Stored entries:
------

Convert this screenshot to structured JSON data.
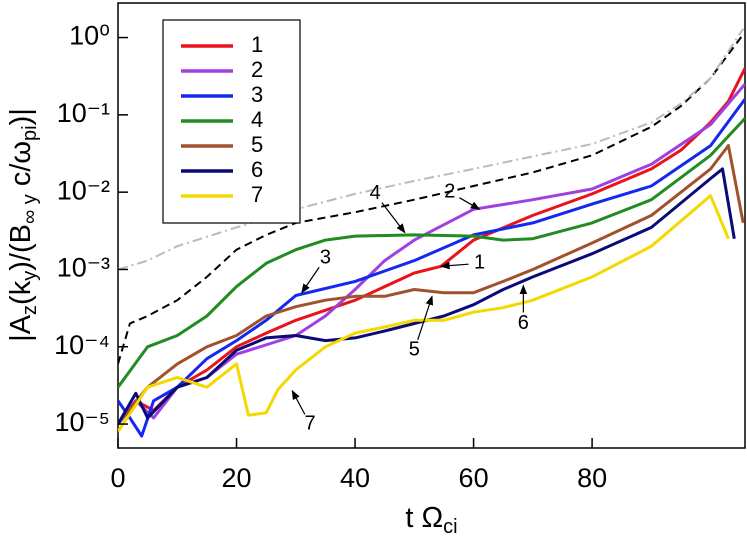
{
  "chart_data": {
    "type": "line",
    "yscale": "log",
    "xlim": [
      0,
      105.8
    ],
    "ylim": [
      4.9e-06,
      2.8
    ],
    "xticks": [
      0,
      20,
      40,
      60,
      80
    ],
    "yticks": [
      {
        "value": 1,
        "label": "10⁰"
      },
      {
        "value": 0.1,
        "label": "10⁻¹"
      },
      {
        "value": 0.01,
        "label": "10⁻²"
      },
      {
        "value": 0.001,
        "label": "10⁻³"
      },
      {
        "value": 0.0001,
        "label": "10⁻⁴"
      },
      {
        "value": 1e-05,
        "label": "10⁻⁵"
      }
    ],
    "xlabel_parts": [
      "t Ω",
      "ci"
    ],
    "ylabel_parts": [
      "|A",
      "z",
      "(k",
      "y",
      ")/(B",
      "∞ y",
      " c/ω",
      "pi",
      ")|"
    ],
    "legend": "upper left",
    "series": [
      {
        "name": "1",
        "color": "#e8141b",
        "dash": "solid",
        "x": [
          0,
          3,
          6,
          10,
          15,
          20,
          25,
          30,
          40,
          50,
          54.5,
          60,
          70,
          80,
          90,
          95,
          100,
          103,
          105.8
        ],
        "values": [
          1e-05,
          2e-05,
          1.5e-05,
          3e-05,
          5e-05,
          0.0001,
          0.00015,
          0.00022,
          0.0004,
          0.0009,
          0.0011,
          0.0024,
          0.005,
          0.0095,
          0.02,
          0.035,
          0.08,
          0.15,
          0.4
        ]
      },
      {
        "name": "2",
        "color": "#a040e0",
        "dash": "solid",
        "x": [
          0,
          3,
          6,
          10,
          15,
          20,
          30,
          35,
          40,
          45,
          50,
          60,
          70,
          80,
          90,
          100,
          105.8
        ],
        "values": [
          1e-05,
          2e-05,
          1.2e-05,
          3e-05,
          4e-05,
          8e-05,
          0.00014,
          0.00025,
          0.00055,
          0.0013,
          0.0024,
          0.006,
          0.008,
          0.011,
          0.023,
          0.075,
          0.25
        ]
      },
      {
        "name": "3",
        "color": "#1428f0",
        "dash": "solid",
        "x": [
          0,
          2,
          4,
          6,
          10,
          15,
          20,
          25,
          30,
          40,
          50,
          60,
          70,
          80,
          90,
          100,
          105.8
        ],
        "values": [
          2e-05,
          1.2e-05,
          7e-06,
          2e-05,
          3e-05,
          7e-05,
          0.00012,
          0.00022,
          0.00046,
          0.0007,
          0.0013,
          0.0028,
          0.004,
          0.007,
          0.012,
          0.04,
          0.16
        ]
      },
      {
        "name": "4",
        "color": "#228b22",
        "dash": "solid",
        "x": [
          0,
          5,
          10,
          15,
          20,
          25,
          30,
          35,
          40,
          50,
          60,
          65,
          70,
          80,
          90,
          100,
          105.8
        ],
        "values": [
          3e-05,
          0.0001,
          0.00014,
          0.00025,
          0.0006,
          0.0012,
          0.0018,
          0.0024,
          0.0027,
          0.0028,
          0.0027,
          0.0024,
          0.0025,
          0.004,
          0.008,
          0.03,
          0.09
        ]
      },
      {
        "name": "5",
        "color": "#a0522d",
        "dash": "solid",
        "x": [
          0,
          5,
          10,
          15,
          20,
          25,
          30,
          35,
          40,
          45,
          50,
          55,
          60,
          65,
          70,
          80,
          90,
          100,
          103,
          105.5
        ],
        "values": [
          1e-05,
          3e-05,
          6e-05,
          0.0001,
          0.00014,
          0.00025,
          0.00033,
          0.0004,
          0.00045,
          0.00045,
          0.00055,
          0.0005,
          0.0005,
          0.0007,
          0.001,
          0.0022,
          0.005,
          0.02,
          0.04,
          0.004
        ]
      },
      {
        "name": "6",
        "color": "#0a0a78",
        "dash": "solid",
        "x": [
          0,
          3,
          5,
          10,
          15,
          20,
          25,
          30,
          35,
          40,
          45,
          50,
          55,
          60,
          65,
          70,
          80,
          90,
          100,
          102,
          104
        ],
        "values": [
          1e-05,
          2.5e-05,
          1.2e-05,
          3e-05,
          4e-05,
          9e-05,
          0.00013,
          0.00014,
          0.00012,
          0.00013,
          0.00016,
          0.0002,
          0.00025,
          0.00035,
          0.00055,
          0.0008,
          0.0016,
          0.0035,
          0.015,
          0.02,
          0.0025
        ]
      },
      {
        "name": "7",
        "color": "#f5d800",
        "dash": "solid",
        "x": [
          0,
          5,
          10,
          15,
          20,
          22,
          25,
          27,
          30,
          35,
          40,
          45,
          50,
          55,
          60,
          65,
          70,
          80,
          90,
          100,
          103
        ],
        "values": [
          8e-06,
          3e-05,
          4e-05,
          3e-05,
          6e-05,
          1.3e-05,
          1.4e-05,
          2.8e-05,
          5e-05,
          0.0001,
          0.00015,
          0.00018,
          0.00022,
          0.00022,
          0.00028,
          0.00032,
          0.0004,
          0.0008,
          0.002,
          0.009,
          0.0025
        ]
      },
      {
        "color": "#000000",
        "dash": "dashed",
        "x": [
          0,
          2,
          5,
          10,
          15,
          20,
          25,
          30,
          40,
          50,
          60,
          70,
          80,
          90,
          95,
          100,
          105.5
        ],
        "values": [
          6e-05,
          0.0002,
          0.00025,
          0.0004,
          0.0008,
          0.0018,
          0.0028,
          0.004,
          0.0055,
          0.008,
          0.012,
          0.018,
          0.03,
          0.07,
          0.13,
          0.3,
          1.1
        ]
      },
      {
        "color": "#bbbbbb",
        "dash": "dashdot",
        "x": [
          0,
          5,
          10,
          20,
          30,
          40,
          50,
          60,
          70,
          80,
          90,
          95,
          100,
          105.5
        ],
        "values": [
          0.001,
          0.0013,
          0.002,
          0.0035,
          0.006,
          0.0095,
          0.014,
          0.02,
          0.029,
          0.042,
          0.08,
          0.14,
          0.3,
          1.3
        ]
      }
    ],
    "annotations": [
      {
        "text": "1",
        "xy": [
          54.5,
          0.0011
        ],
        "xytext": [
          61,
          0.0012
        ]
      },
      {
        "text": "2",
        "xy": [
          61,
          0.006
        ],
        "xytext": [
          56,
          0.01
        ]
      },
      {
        "text": "3",
        "xy": [
          31,
          0.0005
        ],
        "xytext": [
          35,
          0.0014
        ]
      },
      {
        "text": "4",
        "xy": [
          48.4,
          0.003
        ],
        "xytext": [
          43.4,
          0.0095
        ]
      },
      {
        "text": "5",
        "xy": [
          53,
          0.00045
        ],
        "xytext": [
          50,
          9e-05
        ]
      },
      {
        "text": "6",
        "xy": [
          68.4,
          0.00062
        ],
        "xytext": [
          68.4,
          0.0002
        ]
      },
      {
        "text": "7",
        "xy": [
          29.4,
          2.7e-05
        ],
        "xytext": [
          32.4,
          1e-05
        ]
      }
    ]
  }
}
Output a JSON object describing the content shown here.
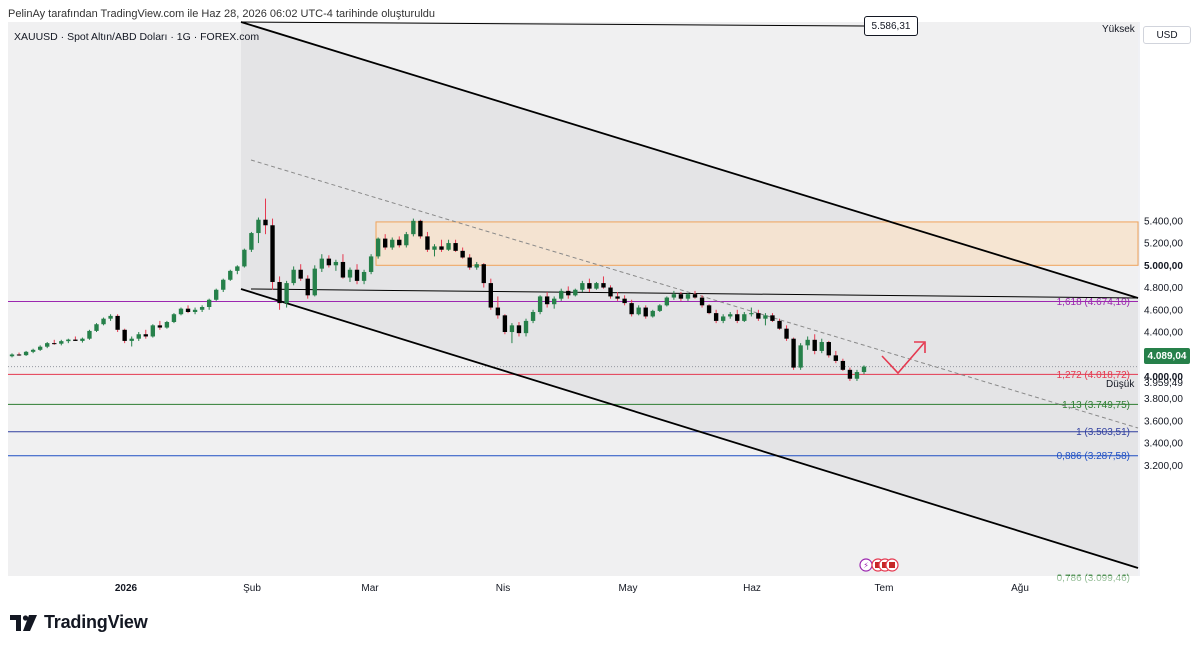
{
  "header": {
    "attribution": "PelinAy tarafından TradingView.com ile Haz 28, 2026 06:02 UTC-4 tarihinde oluşturuldu",
    "symbol_line": "XAUUSD · Spot Altın/ABD Doları · 1G · FOREX.com"
  },
  "footer": {
    "logo_text": "TradingView"
  },
  "axis": {
    "currency": "USD",
    "high_label": "Yüksek",
    "high_value": "5.586,31",
    "low_label": "Düşük",
    "low_value": "3.959,49",
    "current_price": "4.089,04"
  },
  "colors": {
    "up": "#26804a",
    "down": "#000000",
    "current": "#26804a",
    "fib_1618": "#9c27b0",
    "fib_1272": "#e53950",
    "fib_113": "#2e7d32",
    "fib_1": "#303f9f",
    "fib_0886": "#1e4fc4",
    "zone": "#f0a35b",
    "projection": "#e53950"
  },
  "chart_data": {
    "type": "candlestick",
    "x_ticks": [
      "2026",
      "Şub",
      "Mar",
      "Nis",
      "May",
      "Haz",
      "Tem",
      "Ağu"
    ],
    "y_ticks": [
      "3.200,00",
      "3.400,00",
      "3.600,00",
      "3.800,00",
      "4.000,00",
      "4.200,00",
      "4.400,00",
      "4.600,00",
      "4.800,00",
      "5.000,00",
      "5.200,00",
      "5.400,00"
    ],
    "ylim": [
      3100,
      5600
    ],
    "fib_levels": [
      {
        "label": "1,618 (4.674,10)",
        "value": 4674.1
      },
      {
        "label": "1,272 (4.018,72)",
        "value": 4018.72
      },
      {
        "label": "1,13 (3.749,75)",
        "value": 3749.75
      },
      {
        "label": "1 (3.503,51)",
        "value": 3503.51
      },
      {
        "label": "0,886 (3.287,58)",
        "value": 3287.58
      }
    ],
    "fib_partial_label": "0,786 (3.099,46)",
    "resistance_zone": {
      "top": 5390,
      "bottom": 5000
    },
    "candles": [
      [
        4182,
        4208,
        4172,
        4198
      ],
      [
        4198,
        4215,
        4186,
        4192
      ],
      [
        4192,
        4230,
        4185,
        4222
      ],
      [
        4222,
        4250,
        4210,
        4240
      ],
      [
        4240,
        4280,
        4230,
        4268
      ],
      [
        4268,
        4310,
        4255,
        4300
      ],
      [
        4300,
        4330,
        4285,
        4295
      ],
      [
        4295,
        4330,
        4280,
        4318
      ],
      [
        4318,
        4340,
        4300,
        4332
      ],
      [
        4332,
        4360,
        4320,
        4320
      ],
      [
        4320,
        4350,
        4305,
        4340
      ],
      [
        4340,
        4420,
        4330,
        4410
      ],
      [
        4410,
        4480,
        4400,
        4470
      ],
      [
        4470,
        4530,
        4460,
        4520
      ],
      [
        4520,
        4560,
        4500,
        4545
      ],
      [
        4545,
        4560,
        4400,
        4420
      ],
      [
        4420,
        4430,
        4300,
        4320
      ],
      [
        4320,
        4360,
        4270,
        4340
      ],
      [
        4340,
        4400,
        4320,
        4380
      ],
      [
        4380,
        4420,
        4340,
        4360
      ],
      [
        4360,
        4470,
        4350,
        4460
      ],
      [
        4460,
        4500,
        4420,
        4440
      ],
      [
        4440,
        4500,
        4430,
        4490
      ],
      [
        4490,
        4570,
        4480,
        4560
      ],
      [
        4560,
        4620,
        4550,
        4610
      ],
      [
        4610,
        4640,
        4570,
        4580
      ],
      [
        4580,
        4620,
        4560,
        4600
      ],
      [
        4600,
        4640,
        4580,
        4625
      ],
      [
        4625,
        4700,
        4600,
        4690
      ],
      [
        4690,
        4790,
        4680,
        4780
      ],
      [
        4780,
        4880,
        4760,
        4870
      ],
      [
        4870,
        4960,
        4860,
        4950
      ],
      [
        4950,
        5000,
        4920,
        4990
      ],
      [
        4990,
        5150,
        4980,
        5140
      ],
      [
        5140,
        5300,
        5120,
        5290
      ],
      [
        5290,
        5430,
        5200,
        5410
      ],
      [
        5410,
        5600,
        5280,
        5360
      ],
      [
        5360,
        5420,
        4780,
        4850
      ],
      [
        4850,
        4900,
        4600,
        4660
      ],
      [
        4660,
        4860,
        4620,
        4840
      ],
      [
        4840,
        4990,
        4820,
        4960
      ],
      [
        4960,
        5010,
        4860,
        4880
      ],
      [
        4880,
        4910,
        4700,
        4730
      ],
      [
        4730,
        5000,
        4720,
        4970
      ],
      [
        4970,
        5100,
        4940,
        5060
      ],
      [
        5060,
        5090,
        4980,
        5000
      ],
      [
        5000,
        5050,
        4950,
        5030
      ],
      [
        5030,
        5100,
        4880,
        4890
      ],
      [
        4890,
        4980,
        4850,
        4960
      ],
      [
        4960,
        5010,
        4830,
        4860
      ],
      [
        4860,
        4960,
        4830,
        4940
      ],
      [
        4940,
        5100,
        4920,
        5080
      ],
      [
        5080,
        5250,
        5060,
        5240
      ],
      [
        5240,
        5280,
        5140,
        5160
      ],
      [
        5160,
        5250,
        5140,
        5230
      ],
      [
        5230,
        5260,
        5160,
        5180
      ],
      [
        5180,
        5300,
        5160,
        5280
      ],
      [
        5280,
        5420,
        5260,
        5400
      ],
      [
        5400,
        5410,
        5240,
        5260
      ],
      [
        5260,
        5300,
        5120,
        5140
      ],
      [
        5140,
        5190,
        5080,
        5170
      ],
      [
        5170,
        5230,
        5120,
        5140
      ],
      [
        5140,
        5230,
        5130,
        5200
      ],
      [
        5200,
        5230,
        5120,
        5130
      ],
      [
        5130,
        5160,
        5060,
        5070
      ],
      [
        5070,
        5100,
        4960,
        4980
      ],
      [
        4980,
        5030,
        4960,
        5010
      ],
      [
        5010,
        5020,
        4800,
        4840
      ],
      [
        4840,
        4880,
        4600,
        4620
      ],
      [
        4620,
        4720,
        4520,
        4550
      ],
      [
        4550,
        4560,
        4380,
        4400
      ],
      [
        4400,
        4480,
        4300,
        4460
      ],
      [
        4460,
        4490,
        4360,
        4390
      ],
      [
        4390,
        4520,
        4360,
        4500
      ],
      [
        4500,
        4600,
        4480,
        4580
      ],
      [
        4580,
        4730,
        4560,
        4720
      ],
      [
        4720,
        4760,
        4620,
        4650
      ],
      [
        4650,
        4720,
        4610,
        4700
      ],
      [
        4700,
        4790,
        4680,
        4770
      ],
      [
        4770,
        4810,
        4700,
        4730
      ],
      [
        4730,
        4790,
        4720,
        4780
      ],
      [
        4780,
        4860,
        4760,
        4840
      ],
      [
        4840,
        4880,
        4760,
        4790
      ],
      [
        4790,
        4850,
        4780,
        4840
      ],
      [
        4840,
        4900,
        4790,
        4800
      ],
      [
        4800,
        4820,
        4700,
        4720
      ],
      [
        4720,
        4760,
        4680,
        4700
      ],
      [
        4700,
        4730,
        4640,
        4660
      ],
      [
        4660,
        4690,
        4540,
        4560
      ],
      [
        4560,
        4640,
        4550,
        4620
      ],
      [
        4620,
        4640,
        4520,
        4540
      ],
      [
        4540,
        4600,
        4530,
        4590
      ],
      [
        4590,
        4650,
        4580,
        4640
      ],
      [
        4640,
        4720,
        4630,
        4710
      ],
      [
        4710,
        4770,
        4690,
        4740
      ],
      [
        4740,
        4760,
        4680,
        4700
      ],
      [
        4700,
        4750,
        4680,
        4740
      ],
      [
        4740,
        4770,
        4700,
        4710
      ],
      [
        4710,
        4730,
        4620,
        4640
      ],
      [
        4640,
        4650,
        4560,
        4570
      ],
      [
        4570,
        4600,
        4480,
        4500
      ],
      [
        4500,
        4560,
        4480,
        4540
      ],
      [
        4540,
        4580,
        4520,
        4560
      ],
      [
        4560,
        4600,
        4480,
        4500
      ],
      [
        4500,
        4580,
        4490,
        4560
      ],
      [
        4560,
        4620,
        4540,
        4570
      ],
      [
        4570,
        4600,
        4500,
        4520
      ],
      [
        4520,
        4570,
        4460,
        4550
      ],
      [
        4550,
        4570,
        4490,
        4500
      ],
      [
        4500,
        4520,
        4420,
        4430
      ],
      [
        4430,
        4460,
        4320,
        4340
      ],
      [
        4340,
        4350,
        4060,
        4080
      ],
      [
        4080,
        4300,
        4060,
        4280
      ],
      [
        4280,
        4360,
        4240,
        4330
      ],
      [
        4330,
        4380,
        4200,
        4230
      ],
      [
        4230,
        4340,
        4210,
        4310
      ],
      [
        4310,
        4320,
        4170,
        4190
      ],
      [
        4190,
        4230,
        4120,
        4140
      ],
      [
        4140,
        4160,
        4050,
        4060
      ],
      [
        4060,
        4080,
        3960,
        3980
      ],
      [
        3980,
        4060,
        3960,
        4040
      ],
      [
        4040,
        4100,
        4020,
        4089
      ]
    ]
  }
}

------

• WHAT THIS TASK INVOLVES:
Copy out every line from the records that has the word "TradingView".

• RESPONSE TO THE TASK:
    "attribution": "PelinAy tarafından TradingView.com ile Haz 28, 2026 06:02 UTC-4 tarihinde oluşturuldu",
    "logo_text": "TradingView"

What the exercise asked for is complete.